___ Material ___
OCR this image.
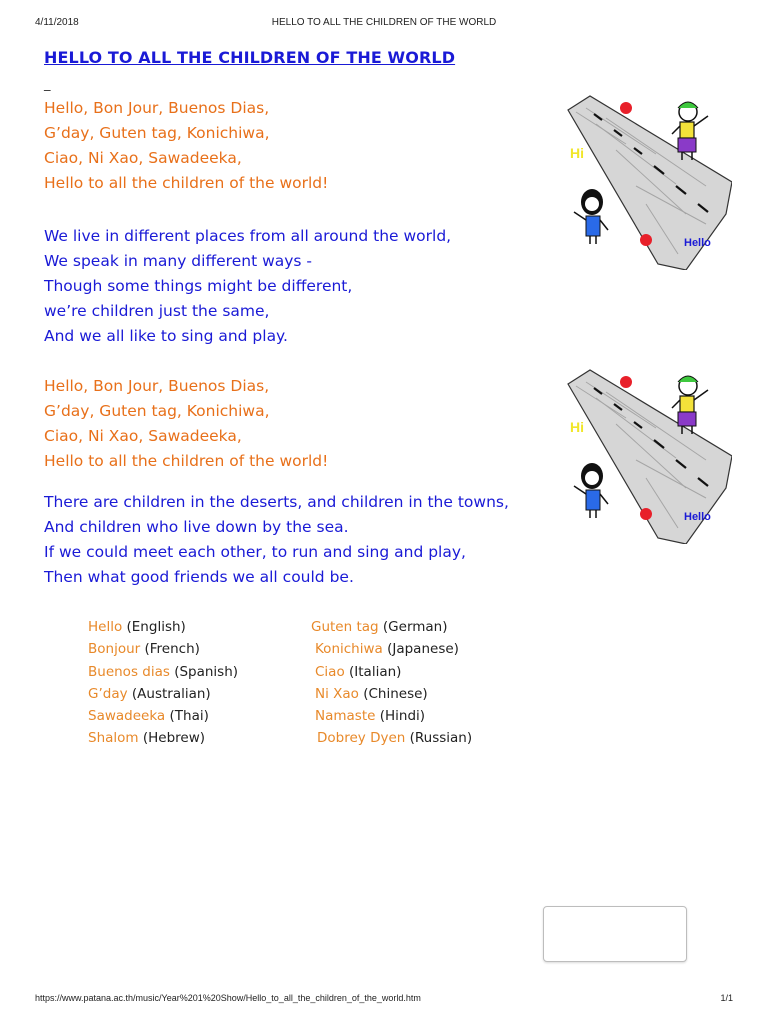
4/11/2018	HELLO TO ALL THE CHILDREN OF THE WORLD
HELLO TO ALL THE CHILDREN OF THE WORLD
_
Hello, Bon Jour, Buenos Dias,
G’day, Guten tag, Konichiwa,
Ciao, Ni Xao, Sawadeeka,
Hello to all the children of the world!
We live in different places from all around the world,
We speak in many different ways -
Though some things might be different,
we’re children just the same,
And we all like to sing and play.
Hello, Bon Jour, Buenos Dias,
G’day, Guten tag, Konichiwa,
Ciao, Ni Xao, Sawadeeka,
Hello to all the children of the world!
There are children in the deserts, and children in the towns,
And children who live down by the sea.
If we could meet each other, to run and sing and play,
Then what good friends we all could be.
Hello (English)
Bonjour (French)
Buenos dias (Spanish)
G’day (Australian)
Sawadeeka (Thai)
Shalom (Hebrew)
Guten tag (German)
Konichiwa (Japanese)
Ciao (Italian)
Ni Xao (Chinese)
Namaste (Hindi)
Dobrey Dyen (Russian)
Hi
Hello
Hi
Hello
https://www.patana.ac.th/music/Year%201%20Show/Hello_to_all_the_children_of_the_world.htm	1/1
___
#### Task:
The records above must be printed exactly; the pictures stay out.

#### Solution for this exercise:
OCR this image.
4/11/2018	HELLO TO ALL THE CHILDREN OF THE WORLD
HELLO TO ALL THE CHILDREN OF THE WORLD
_
Hello, Bon Jour, Buenos Dias,
G’day, Guten tag, Konichiwa,
Ciao, Ni Xao, Sawadeeka,
Hello to all the children of the world!
We live in different places from all around the world,
We speak in many different ways -
Though some things might be different,
we’re children just the same,
And we all like to sing and play.
Hello, Bon Jour, Buenos Dias,
G’day, Guten tag, Konichiwa,
Ciao, Ni Xao, Sawadeeka,
Hello to all the children of the world!
There are children in the deserts, and children in the towns,
And children who live down by the sea.
If we could meet each other, to run and sing and play,
Then what good friends we all could be.
Hello (English)
Bonjour (French)
Buenos dias (Spanish)
G’day (Australian)
Sawadeeka (Thai)
Shalom (Hebrew)
Guten tag (German)
Konichiwa (Japanese)
Ciao (Italian)
Ni Xao (Chinese)
Namaste (Hindi)
Dobrey Dyen (Russian)
Hi
Hello
Hi
Hello
https://www.patana.ac.th/music/Year%201%20Show/Hello_to_all_the_children_of_the_world.htm	1/1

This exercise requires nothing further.